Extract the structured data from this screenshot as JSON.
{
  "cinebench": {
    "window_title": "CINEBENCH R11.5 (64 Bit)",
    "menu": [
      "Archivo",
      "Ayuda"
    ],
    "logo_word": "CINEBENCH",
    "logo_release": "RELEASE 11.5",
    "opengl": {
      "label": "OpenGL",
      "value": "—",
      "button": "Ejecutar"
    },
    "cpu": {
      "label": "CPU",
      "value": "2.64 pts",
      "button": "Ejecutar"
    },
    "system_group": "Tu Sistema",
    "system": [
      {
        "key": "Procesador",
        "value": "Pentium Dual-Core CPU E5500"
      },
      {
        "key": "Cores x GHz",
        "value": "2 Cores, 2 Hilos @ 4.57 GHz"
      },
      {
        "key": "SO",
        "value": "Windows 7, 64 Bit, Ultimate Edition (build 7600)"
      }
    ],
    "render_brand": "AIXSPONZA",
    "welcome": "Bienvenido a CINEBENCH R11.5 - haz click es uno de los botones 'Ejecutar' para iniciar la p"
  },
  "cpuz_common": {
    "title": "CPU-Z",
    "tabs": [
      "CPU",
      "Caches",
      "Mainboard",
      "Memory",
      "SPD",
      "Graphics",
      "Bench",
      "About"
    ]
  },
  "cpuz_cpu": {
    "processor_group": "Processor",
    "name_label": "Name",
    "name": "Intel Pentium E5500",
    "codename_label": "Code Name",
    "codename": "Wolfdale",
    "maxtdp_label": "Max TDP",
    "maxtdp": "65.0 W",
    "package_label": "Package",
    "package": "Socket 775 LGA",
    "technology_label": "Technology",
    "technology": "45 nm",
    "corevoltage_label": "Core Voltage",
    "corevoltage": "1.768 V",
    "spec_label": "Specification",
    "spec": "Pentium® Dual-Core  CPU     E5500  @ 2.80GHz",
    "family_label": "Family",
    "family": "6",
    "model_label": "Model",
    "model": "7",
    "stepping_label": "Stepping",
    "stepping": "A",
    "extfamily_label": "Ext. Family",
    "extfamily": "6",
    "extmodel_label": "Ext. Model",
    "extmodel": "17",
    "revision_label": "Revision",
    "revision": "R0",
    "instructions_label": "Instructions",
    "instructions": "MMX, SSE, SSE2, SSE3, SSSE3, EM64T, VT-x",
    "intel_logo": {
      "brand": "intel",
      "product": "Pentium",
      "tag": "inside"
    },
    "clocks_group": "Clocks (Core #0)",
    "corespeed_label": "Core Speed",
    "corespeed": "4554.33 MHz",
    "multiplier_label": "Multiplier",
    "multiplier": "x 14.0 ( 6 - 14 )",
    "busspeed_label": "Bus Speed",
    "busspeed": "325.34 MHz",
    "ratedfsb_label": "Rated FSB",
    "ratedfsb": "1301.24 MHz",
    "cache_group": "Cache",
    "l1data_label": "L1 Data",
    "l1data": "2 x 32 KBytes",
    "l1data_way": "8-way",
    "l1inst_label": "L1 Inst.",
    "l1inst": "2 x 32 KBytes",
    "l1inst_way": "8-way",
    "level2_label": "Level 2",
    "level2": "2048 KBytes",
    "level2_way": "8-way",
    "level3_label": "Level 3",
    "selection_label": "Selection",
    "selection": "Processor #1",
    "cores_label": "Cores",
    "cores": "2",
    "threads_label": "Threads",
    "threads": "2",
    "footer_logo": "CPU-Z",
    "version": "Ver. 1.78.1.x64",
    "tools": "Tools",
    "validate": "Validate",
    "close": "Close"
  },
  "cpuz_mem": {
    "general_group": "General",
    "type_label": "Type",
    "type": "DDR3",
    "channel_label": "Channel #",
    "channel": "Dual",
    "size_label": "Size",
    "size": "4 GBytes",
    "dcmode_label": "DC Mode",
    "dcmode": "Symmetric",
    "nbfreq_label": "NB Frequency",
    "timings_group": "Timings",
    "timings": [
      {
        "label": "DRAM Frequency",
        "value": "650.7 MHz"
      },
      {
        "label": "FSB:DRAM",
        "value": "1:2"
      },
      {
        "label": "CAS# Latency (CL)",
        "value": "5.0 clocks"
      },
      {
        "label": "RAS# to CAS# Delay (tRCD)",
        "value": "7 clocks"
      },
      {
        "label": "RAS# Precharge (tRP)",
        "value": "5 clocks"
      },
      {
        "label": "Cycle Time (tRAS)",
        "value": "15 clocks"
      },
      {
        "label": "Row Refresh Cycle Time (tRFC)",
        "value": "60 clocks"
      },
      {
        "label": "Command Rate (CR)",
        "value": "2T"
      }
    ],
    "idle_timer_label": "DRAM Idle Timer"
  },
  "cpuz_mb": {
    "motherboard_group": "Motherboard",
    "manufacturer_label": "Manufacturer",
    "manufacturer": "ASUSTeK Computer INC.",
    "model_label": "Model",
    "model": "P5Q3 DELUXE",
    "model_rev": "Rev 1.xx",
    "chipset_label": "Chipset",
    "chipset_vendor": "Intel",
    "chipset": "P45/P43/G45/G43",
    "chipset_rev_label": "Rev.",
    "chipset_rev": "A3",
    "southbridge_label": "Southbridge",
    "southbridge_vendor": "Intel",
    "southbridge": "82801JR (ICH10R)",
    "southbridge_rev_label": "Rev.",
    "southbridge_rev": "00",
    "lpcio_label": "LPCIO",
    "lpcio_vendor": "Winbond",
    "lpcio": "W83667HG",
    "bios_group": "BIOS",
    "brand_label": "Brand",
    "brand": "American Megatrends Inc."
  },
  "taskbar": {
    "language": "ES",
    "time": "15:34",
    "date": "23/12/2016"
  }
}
::::::::::
Say how many lines have the string "Frequency" in them, offering no words beyond the number.

2